> Text section

The Company's principal activity is the operation of a credit institution under the Banking Act, Cap 371 of the Laws of Malta, in accordance with the credit institutions license granted by the Malta Financial Services Authority. The Bank is a niche international trade finance bank with customers spread over Europe, the Middle East, Asia and Africa, and provides facilities and trade services, primarily to import/export companies, especially those trading with and in emerging markets.
Performance: IIG Bank continued to register significant progress in developing its business strategy which is targeted towards a global presence in international trade and commodity finance. This development was supported by yet another year of significant profits despite a focus on maintaining balance sheet size consistent with the average level of 2016, while concentrating on maintaining customer deposits within the desired parameters commensurate to asset growth. During the year, Senior management ensured that significant progress was maintained in the internal organisational structure, with additional recruitment of skilled human resources, enhancing the operations team, risk management and compliance functions.

> Required work
A – Return everything from "The Company's principal" down to "in emerging markets." in the IIG Bank passage, copied word for word.
B – According to the IIG Bank passage, under which act does the Company operate its credit institution?
C – Continue the IIG Bank passage from the point where it stops.

> Entries supplied
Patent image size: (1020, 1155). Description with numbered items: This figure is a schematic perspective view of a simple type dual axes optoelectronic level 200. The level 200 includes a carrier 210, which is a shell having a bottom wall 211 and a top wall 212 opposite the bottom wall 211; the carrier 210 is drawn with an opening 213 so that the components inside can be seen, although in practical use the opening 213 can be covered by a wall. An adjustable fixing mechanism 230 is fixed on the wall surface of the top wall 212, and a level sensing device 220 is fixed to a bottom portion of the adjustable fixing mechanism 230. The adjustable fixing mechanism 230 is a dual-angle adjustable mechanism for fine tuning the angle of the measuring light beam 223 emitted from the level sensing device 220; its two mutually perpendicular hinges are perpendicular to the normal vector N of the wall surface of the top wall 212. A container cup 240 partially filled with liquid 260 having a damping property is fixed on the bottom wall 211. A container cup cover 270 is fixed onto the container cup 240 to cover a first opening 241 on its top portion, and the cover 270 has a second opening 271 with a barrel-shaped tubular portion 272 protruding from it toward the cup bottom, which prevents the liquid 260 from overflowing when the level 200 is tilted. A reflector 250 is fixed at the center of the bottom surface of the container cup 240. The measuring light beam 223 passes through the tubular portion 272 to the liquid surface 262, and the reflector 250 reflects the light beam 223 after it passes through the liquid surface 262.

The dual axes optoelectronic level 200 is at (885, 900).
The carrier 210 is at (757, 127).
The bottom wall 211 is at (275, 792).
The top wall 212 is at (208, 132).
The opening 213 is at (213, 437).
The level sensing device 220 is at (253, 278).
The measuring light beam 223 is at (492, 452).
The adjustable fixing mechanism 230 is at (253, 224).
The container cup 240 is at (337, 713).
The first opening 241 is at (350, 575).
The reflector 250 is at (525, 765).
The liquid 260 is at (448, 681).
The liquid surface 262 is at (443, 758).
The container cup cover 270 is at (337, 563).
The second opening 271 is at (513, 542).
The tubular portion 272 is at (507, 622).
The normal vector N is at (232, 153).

> Responses to the tasks
A –
The Company's principal activity is the operation of a credit institution under the Banking Act, Cap 371 of the Laws of Malta, in accordance with the credit institutions license granted by the Malta Financial Services Authority. The Bank is a niche international trade finance bank with customers spread over Europe, the Middle East, Asia and Africa, and provides facilities and trade services, primarily to import/export companies, especially those trading with and in emerging markets.

B – The Banking Act, Cap 371 of the Laws of Malta.

C –
Income Statement: During the financial year under review, the Bank registered a profit of US$1,710,520 (2016: US$2,818,090). The key components of the income statement are: net interest income of US$4,826,218 (2016: US$5,516,183), net fee and commission income of US$1,209,453 (2016: US$813,043), gains on disposal of available-for-sale financial assets of US$1,019,252 (2016: US$5,395,295), resulting in an operating income of US$6,359,356 (2016: US$11,384,825). The administrative expenses for the year were US$3,782,859 (2016: US$2,905,467) and net impairment credit of US$83,552 (2016: net impairment charges of US$4,111,992) resulted in profit before tax of US$2,660,049 (2016: US$4,367,366). The net impairment charge to profit and loss in 2016 includes a write-off of US$3,201,188 (see Note 25).
Balance Sheet: The year-end balance sheet position of US$191,538,153 (2016: US$154,109,412), reflect the higher levels of unapplied cash balances which featured in loans and advances to banks amounting to US$ 52,555,939 (2016: US$20,679,444). Lower utilisation on facilities granted by the Bank resulted in a decrease in Loans and advances to US$81,228,230 (2016 US$89,031,527) whereas excess liquidity was allocated to investments in financial assets which grew to US$52,555,939 (2016: US$20,679,444). In line with strategy, the Bank continued to offer competitive deposit products which is reflected in an increase in customer deposits to US$159,873,126 (2016: US$120,670,756).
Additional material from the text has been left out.